--- PROBLEM STATEMENT ---
Give the material once more, word for word, without any images.

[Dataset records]
(begin)

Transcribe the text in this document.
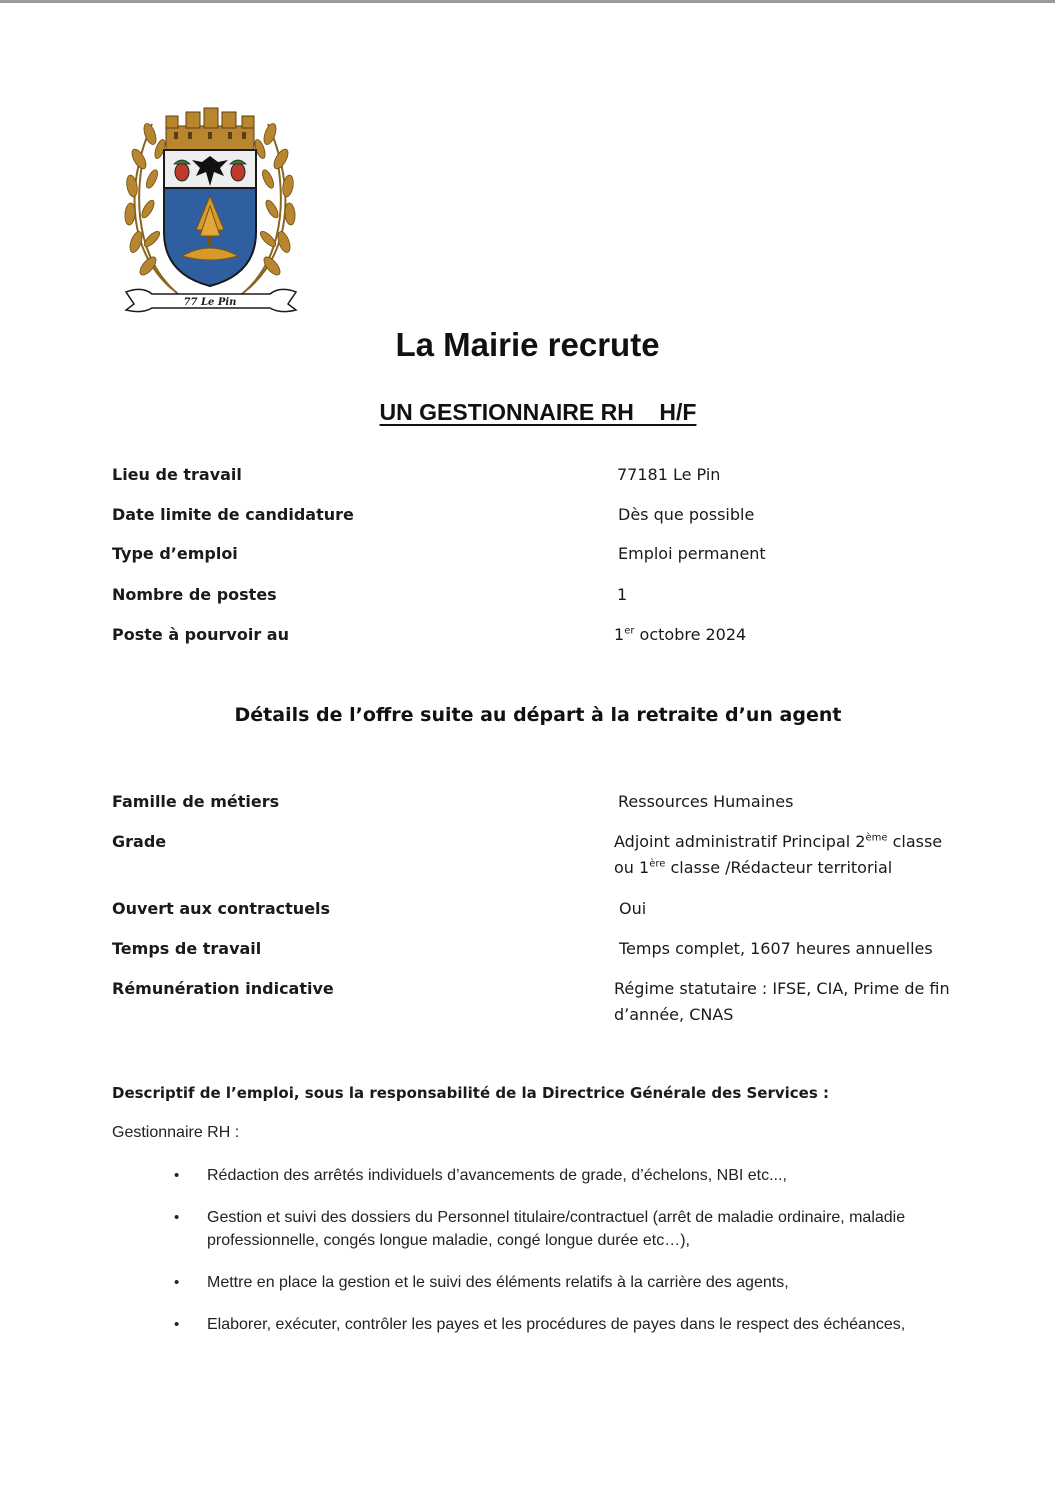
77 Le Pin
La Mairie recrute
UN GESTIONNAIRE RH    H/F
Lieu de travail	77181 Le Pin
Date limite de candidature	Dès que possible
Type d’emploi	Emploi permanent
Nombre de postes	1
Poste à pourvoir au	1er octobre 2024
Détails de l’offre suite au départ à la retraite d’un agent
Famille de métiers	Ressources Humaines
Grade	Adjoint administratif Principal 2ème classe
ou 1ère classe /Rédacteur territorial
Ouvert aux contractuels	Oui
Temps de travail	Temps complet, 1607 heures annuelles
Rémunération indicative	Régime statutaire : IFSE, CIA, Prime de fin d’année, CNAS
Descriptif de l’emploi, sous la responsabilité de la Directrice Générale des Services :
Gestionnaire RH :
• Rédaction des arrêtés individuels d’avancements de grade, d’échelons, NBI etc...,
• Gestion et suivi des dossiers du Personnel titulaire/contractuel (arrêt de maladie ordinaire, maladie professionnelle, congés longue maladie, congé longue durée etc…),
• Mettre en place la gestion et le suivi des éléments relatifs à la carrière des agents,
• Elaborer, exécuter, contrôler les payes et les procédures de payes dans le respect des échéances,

(end)

--- WORKED SOLUTION ---
Transcribe the text in this document.
77 Le Pin
La Mairie recrute
UN GESTIONNAIRE RH    H/F
Lieu de travail	77181 Le Pin
Date limite de candidature	Dès que possible
Type d’emploi	Emploi permanent
Nombre de postes	1
Poste à pourvoir au	1er octobre 2024
Détails de l’offre suite au départ à la retraite d’un agent
Famille de métiers	Ressources Humaines
Grade	Adjoint administratif Principal 2ème classe
ou 1ère classe /Rédacteur territorial
Ouvert aux contractuels	Oui
Temps de travail	Temps complet, 1607 heures annuelles
Rémunération indicative	Régime statutaire : IFSE, CIA, Prime de fin d’année, CNAS
Descriptif de l’emploi, sous la responsabilité de la Directrice Générale des Services :
Gestionnaire RH :
• Rédaction des arrêtés individuels d’avancements de grade, d’échelons, NBI etc...,
• Gestion et suivi des dossiers du Personnel titulaire/contractuel (arrêt de maladie ordinaire, maladie professionnelle, congés longue maladie, congé longue durée etc…),
• Mettre en place la gestion et le suivi des éléments relatifs à la carrière des agents,
• Elaborer, exécuter, contrôler les payes et les procédures de payes dans le respect des échéances,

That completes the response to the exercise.